[EXERCISE OBJECTIVE]
In the items below, substitute "待支付" for "待付款" from the line with "staticText: 待评论 [359,510,428,539]" up to and including the line with "staticText: 0 [451,268,471,314]", leaving everything else unchanged. Reproduce only those lines.

Data listing:
================

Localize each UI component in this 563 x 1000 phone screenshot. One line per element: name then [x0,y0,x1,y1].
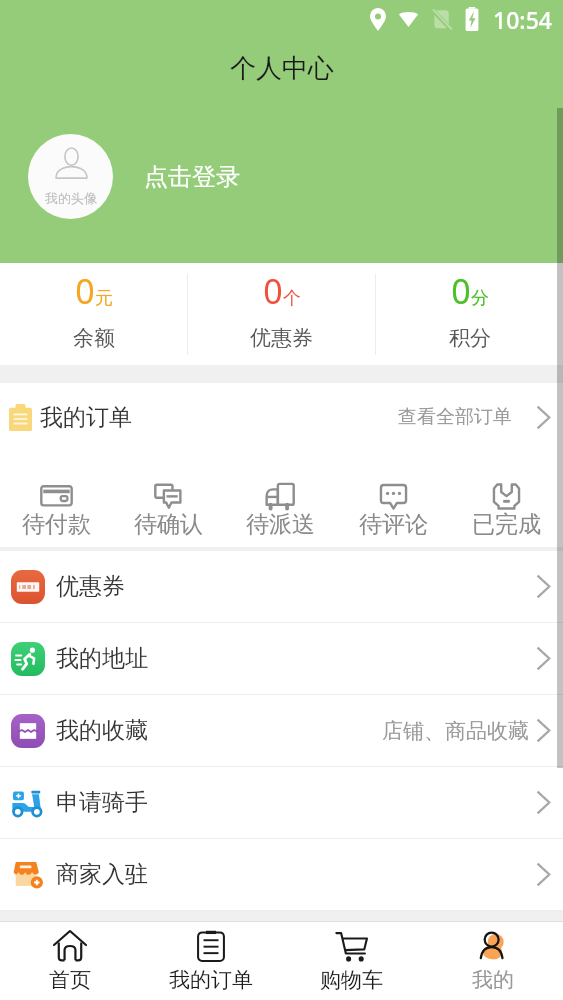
staticText: 待评论 [359,510,428,539]
button[interactable]: 待确认 [112,451,224,547]
staticText: 已完成 [472,510,541,539]
staticText: 优惠券 [250,325,313,351]
staticText: 待付款 [22,510,91,539]
staticText: 0 [263,268,283,314]
staticText: 积分 [449,325,491,351]
button[interactable]: 我的地址 [0,623,563,694]
staticText: 商家入驻 [56,860,148,889]
staticText: 10:54 [493,4,552,35]
staticText: 我的订单 [169,967,253,993]
staticText: 0 [451,268,471,314]
button[interactable]: 我的收藏 [0,695,563,766]
button[interactable]: 首页 [0,921,140,1000]
staticText: 我的头像 [45,190,97,206]
button[interactable]: 我的头像 [28,134,113,219]
staticText: 店铺、商品收藏 [382,718,529,744]
staticText: 优惠券 [56,572,125,601]
staticText: 我的订单 [40,403,132,432]
button[interactable]: 优惠券 [0,551,563,622]
button[interactable]: 待评论 [337,451,450,547]
button[interactable]: 购物车 [281,921,422,1000]
staticText: 首页 [49,967,91,993]
staticText: 余额 [73,325,115,351]
staticText: 分 [471,287,489,310]
staticText: 待派送 [246,510,315,539]
staticText: 0 [75,268,95,314]
staticText: 元 [95,287,113,310]
button[interactable]: 待派送 [224,451,337,547]
button[interactable]: 待付款 [0,451,112,547]
staticText: 我的地址 [56,644,148,673]
button[interactable]: 我的 [422,921,563,1000]
staticText: 我的 [472,967,514,993]
button[interactable]: 商家入驻 [0,839,563,910]
staticText: 我的收藏 [56,716,148,745]
staticText: 点击登录 [144,162,240,192]
button[interactable]: 0 [376,263,563,365]
staticText: 申请骑手 [56,788,148,817]
button[interactable]: 我的订单 [0,383,563,451]
staticText: 个人中心 [230,52,334,85]
staticText: 个 [283,287,301,310]
staticText: 待确认 [134,510,203,539]
staticText: 购物车 [320,967,383,993]
button[interactable]: 0 [0,263,187,365]
button[interactable]: 已完成 [450,451,563,547]
button[interactable]: 0 [188,263,375,365]
staticText: 查看全部订单 [398,405,512,429]
button[interactable]: 申请骑手 [0,767,563,838]
button[interactable]: 我的订单 [140,921,281,1000]
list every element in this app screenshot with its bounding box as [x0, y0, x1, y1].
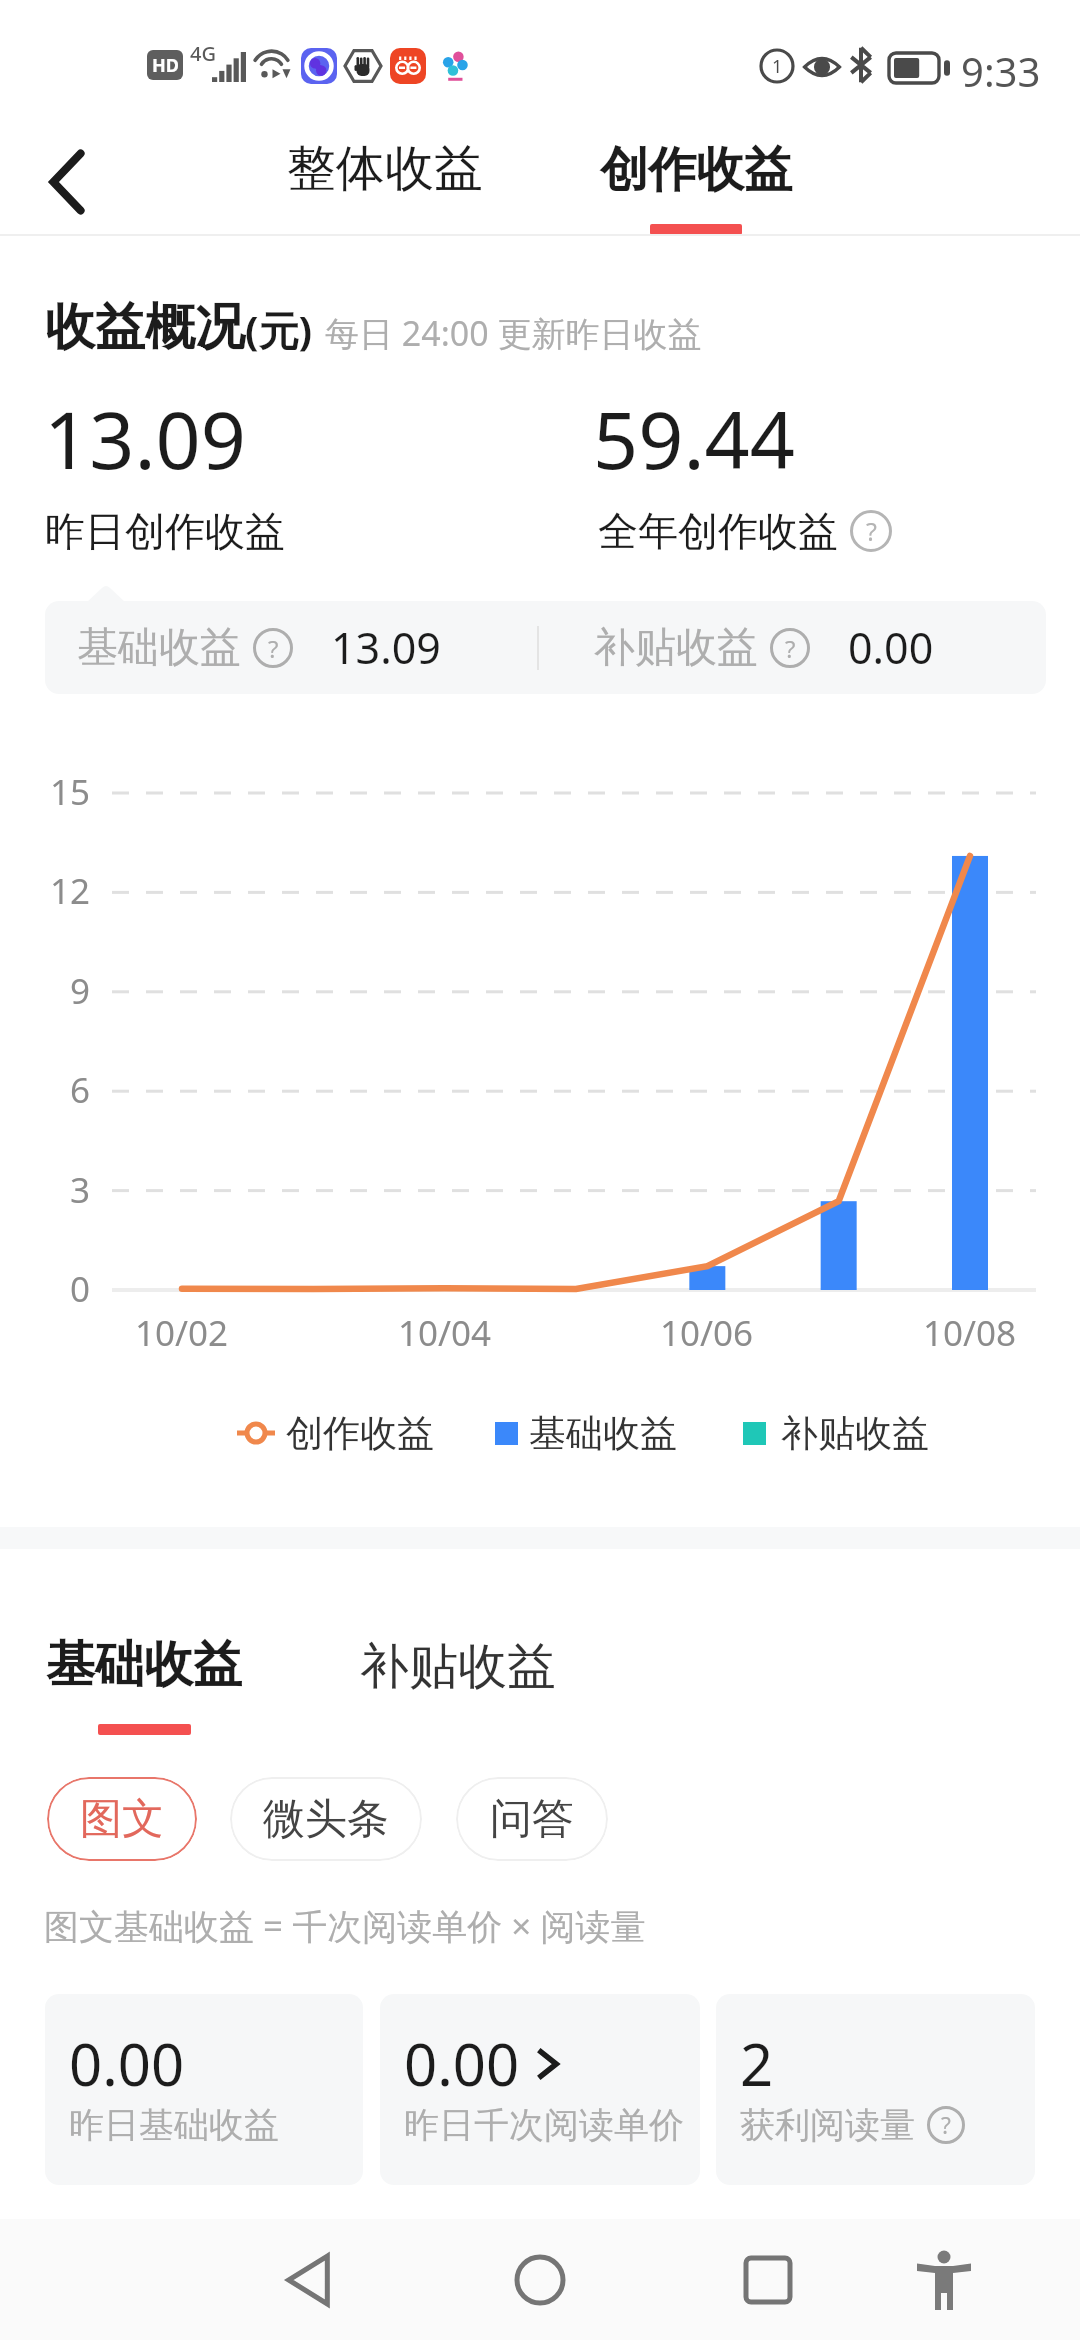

================

[EXERCISE RESPONSE]
staticText: 待评论 [359,510,428,539]
button[interactable]: 待确认 [112,451,224,547]
staticText: 已完成 [472,510,541,539]
staticText: 优惠券 [250,325,313,351]
staticText: 待支付 [22,510,91,539]
staticText: 0 [263,268,283,314]
staticText: 积分 [449,325,491,351]
button[interactable]: 我的地址 [0,623,563,694]
staticText: 商家入驻 [56,860,148,889]
staticText: 10:54 [493,4,552,35]
staticText: 我的订单 [169,967,253,993]
staticText: 0 [451,268,471,314]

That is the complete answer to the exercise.